Scan the data below. Pull out each line where "Margherita" occurs.

* Extracted information:
## START

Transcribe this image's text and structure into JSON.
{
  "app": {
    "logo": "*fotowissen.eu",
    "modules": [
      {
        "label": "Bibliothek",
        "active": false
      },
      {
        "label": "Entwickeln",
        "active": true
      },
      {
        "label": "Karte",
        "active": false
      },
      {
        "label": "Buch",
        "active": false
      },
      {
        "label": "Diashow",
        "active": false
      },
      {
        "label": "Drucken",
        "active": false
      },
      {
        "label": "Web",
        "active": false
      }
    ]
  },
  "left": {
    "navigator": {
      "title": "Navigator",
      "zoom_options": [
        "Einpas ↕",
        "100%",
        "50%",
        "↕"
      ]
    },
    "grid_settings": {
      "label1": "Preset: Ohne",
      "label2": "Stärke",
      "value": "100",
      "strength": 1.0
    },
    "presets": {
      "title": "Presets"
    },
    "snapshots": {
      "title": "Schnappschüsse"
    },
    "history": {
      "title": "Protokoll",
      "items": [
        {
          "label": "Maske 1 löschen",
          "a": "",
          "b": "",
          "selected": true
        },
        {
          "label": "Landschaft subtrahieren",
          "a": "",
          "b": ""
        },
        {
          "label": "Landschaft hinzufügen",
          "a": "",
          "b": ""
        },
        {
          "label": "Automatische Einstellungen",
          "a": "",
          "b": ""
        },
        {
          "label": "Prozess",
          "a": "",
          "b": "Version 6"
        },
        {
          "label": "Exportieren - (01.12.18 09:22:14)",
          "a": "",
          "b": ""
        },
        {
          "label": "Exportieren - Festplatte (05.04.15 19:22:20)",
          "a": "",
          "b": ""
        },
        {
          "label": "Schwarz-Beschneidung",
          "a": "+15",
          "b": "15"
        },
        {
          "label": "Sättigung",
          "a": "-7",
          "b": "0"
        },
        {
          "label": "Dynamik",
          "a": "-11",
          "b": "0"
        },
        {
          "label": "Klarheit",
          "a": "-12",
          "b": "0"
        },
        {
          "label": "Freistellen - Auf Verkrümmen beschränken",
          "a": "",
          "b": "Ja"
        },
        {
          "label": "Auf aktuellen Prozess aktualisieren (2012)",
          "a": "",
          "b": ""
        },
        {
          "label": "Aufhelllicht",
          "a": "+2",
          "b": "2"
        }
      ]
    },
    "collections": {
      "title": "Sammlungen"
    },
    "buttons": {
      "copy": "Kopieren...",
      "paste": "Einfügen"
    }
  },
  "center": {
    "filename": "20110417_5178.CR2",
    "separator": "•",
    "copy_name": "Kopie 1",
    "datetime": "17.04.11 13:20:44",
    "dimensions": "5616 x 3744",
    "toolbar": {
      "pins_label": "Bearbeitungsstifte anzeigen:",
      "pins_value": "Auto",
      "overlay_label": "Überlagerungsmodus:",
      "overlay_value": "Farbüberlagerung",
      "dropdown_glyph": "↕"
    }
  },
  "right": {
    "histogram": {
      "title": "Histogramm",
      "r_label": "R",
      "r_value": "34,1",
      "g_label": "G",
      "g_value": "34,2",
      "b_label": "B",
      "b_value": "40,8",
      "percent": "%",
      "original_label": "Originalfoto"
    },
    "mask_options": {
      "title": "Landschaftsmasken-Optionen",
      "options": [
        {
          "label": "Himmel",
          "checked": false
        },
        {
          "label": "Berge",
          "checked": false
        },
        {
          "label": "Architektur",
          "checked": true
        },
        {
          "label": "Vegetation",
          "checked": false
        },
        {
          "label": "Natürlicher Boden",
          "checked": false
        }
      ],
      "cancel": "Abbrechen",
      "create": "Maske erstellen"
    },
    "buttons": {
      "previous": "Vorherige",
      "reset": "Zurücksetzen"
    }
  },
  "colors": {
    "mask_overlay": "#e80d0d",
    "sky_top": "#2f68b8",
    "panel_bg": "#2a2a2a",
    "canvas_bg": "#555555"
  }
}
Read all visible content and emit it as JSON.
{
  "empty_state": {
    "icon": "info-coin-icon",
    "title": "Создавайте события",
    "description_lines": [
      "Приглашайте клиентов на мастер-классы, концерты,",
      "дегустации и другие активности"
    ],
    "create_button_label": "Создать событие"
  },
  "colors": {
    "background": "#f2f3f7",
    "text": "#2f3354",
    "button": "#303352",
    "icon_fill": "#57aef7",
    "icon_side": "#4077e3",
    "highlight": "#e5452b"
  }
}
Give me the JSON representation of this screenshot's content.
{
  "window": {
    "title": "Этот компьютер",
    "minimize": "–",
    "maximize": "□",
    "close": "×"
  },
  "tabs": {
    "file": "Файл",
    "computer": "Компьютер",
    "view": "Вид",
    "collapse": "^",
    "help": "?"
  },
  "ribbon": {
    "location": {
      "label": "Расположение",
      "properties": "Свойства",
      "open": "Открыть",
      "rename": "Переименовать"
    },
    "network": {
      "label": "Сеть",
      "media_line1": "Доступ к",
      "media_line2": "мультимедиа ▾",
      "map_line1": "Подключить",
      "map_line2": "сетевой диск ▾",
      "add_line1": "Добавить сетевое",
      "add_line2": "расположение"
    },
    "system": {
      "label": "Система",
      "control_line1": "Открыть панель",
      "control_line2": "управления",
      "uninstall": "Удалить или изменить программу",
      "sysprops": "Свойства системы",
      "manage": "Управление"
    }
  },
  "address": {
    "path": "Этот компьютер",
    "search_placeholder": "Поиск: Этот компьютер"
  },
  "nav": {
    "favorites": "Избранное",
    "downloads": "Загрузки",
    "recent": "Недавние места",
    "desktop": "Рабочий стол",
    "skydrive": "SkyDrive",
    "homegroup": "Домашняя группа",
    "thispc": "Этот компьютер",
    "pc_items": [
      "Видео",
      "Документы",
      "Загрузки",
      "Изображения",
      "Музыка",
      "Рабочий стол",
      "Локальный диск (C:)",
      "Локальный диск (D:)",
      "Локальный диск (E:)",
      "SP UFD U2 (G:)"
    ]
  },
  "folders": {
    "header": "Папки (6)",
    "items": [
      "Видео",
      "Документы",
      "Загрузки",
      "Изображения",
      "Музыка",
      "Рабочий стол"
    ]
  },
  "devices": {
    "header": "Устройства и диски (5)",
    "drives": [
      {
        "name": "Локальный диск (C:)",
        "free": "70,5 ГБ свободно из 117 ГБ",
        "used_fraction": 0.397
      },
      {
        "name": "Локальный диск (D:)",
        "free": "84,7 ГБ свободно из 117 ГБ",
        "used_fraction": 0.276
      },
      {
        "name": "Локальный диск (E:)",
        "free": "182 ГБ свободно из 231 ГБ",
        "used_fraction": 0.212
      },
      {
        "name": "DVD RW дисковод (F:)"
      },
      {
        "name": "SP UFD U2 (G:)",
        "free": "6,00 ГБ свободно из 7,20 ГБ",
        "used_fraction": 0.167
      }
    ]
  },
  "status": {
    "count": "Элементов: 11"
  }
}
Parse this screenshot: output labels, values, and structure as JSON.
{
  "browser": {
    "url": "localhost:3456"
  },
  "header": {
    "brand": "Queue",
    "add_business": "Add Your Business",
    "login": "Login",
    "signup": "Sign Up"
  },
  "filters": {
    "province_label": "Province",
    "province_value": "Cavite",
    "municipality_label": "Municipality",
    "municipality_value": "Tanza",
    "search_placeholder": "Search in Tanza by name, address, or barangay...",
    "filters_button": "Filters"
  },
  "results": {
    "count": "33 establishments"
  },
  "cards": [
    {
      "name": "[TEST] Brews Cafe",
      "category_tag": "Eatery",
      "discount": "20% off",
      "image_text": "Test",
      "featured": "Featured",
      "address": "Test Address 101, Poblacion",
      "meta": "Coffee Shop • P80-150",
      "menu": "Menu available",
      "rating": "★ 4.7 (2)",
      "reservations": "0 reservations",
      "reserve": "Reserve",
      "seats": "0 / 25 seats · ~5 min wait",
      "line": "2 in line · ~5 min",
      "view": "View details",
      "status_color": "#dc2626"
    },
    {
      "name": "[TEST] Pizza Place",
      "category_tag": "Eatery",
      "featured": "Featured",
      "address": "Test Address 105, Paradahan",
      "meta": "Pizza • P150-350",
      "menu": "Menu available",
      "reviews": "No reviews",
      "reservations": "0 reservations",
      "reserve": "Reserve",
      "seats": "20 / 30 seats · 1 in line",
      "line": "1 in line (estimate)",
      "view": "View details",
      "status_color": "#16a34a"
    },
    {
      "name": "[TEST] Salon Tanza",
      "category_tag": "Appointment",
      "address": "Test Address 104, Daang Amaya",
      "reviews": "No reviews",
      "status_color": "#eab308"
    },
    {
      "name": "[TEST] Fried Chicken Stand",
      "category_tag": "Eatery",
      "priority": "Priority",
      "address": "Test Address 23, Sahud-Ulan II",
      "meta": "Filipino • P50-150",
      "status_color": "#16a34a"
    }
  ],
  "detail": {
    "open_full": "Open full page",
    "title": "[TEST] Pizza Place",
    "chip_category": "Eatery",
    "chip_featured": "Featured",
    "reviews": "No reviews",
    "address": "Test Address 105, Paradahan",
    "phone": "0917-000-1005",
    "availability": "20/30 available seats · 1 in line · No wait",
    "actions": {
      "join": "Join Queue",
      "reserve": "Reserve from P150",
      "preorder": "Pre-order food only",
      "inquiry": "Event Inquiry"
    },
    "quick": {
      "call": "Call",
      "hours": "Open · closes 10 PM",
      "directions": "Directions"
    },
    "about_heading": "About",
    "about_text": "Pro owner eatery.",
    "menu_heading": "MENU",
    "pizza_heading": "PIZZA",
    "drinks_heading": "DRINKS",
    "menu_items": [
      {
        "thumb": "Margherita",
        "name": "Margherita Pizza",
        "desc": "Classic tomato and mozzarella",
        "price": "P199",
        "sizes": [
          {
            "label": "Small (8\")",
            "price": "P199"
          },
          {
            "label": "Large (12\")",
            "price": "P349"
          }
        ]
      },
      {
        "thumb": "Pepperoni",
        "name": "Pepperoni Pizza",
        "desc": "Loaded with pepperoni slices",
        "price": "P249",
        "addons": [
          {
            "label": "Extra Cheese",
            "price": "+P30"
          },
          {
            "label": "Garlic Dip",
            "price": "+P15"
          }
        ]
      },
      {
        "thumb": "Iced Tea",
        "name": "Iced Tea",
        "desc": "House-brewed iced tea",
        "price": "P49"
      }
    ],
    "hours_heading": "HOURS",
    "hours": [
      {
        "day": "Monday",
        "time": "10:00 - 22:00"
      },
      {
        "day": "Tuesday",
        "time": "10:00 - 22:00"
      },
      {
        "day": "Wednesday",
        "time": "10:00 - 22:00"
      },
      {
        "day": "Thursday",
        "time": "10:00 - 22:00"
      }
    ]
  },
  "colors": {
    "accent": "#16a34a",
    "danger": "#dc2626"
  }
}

## END

* Output:
        "thumb": "Margherita",
        "name": "Margherita Pizza",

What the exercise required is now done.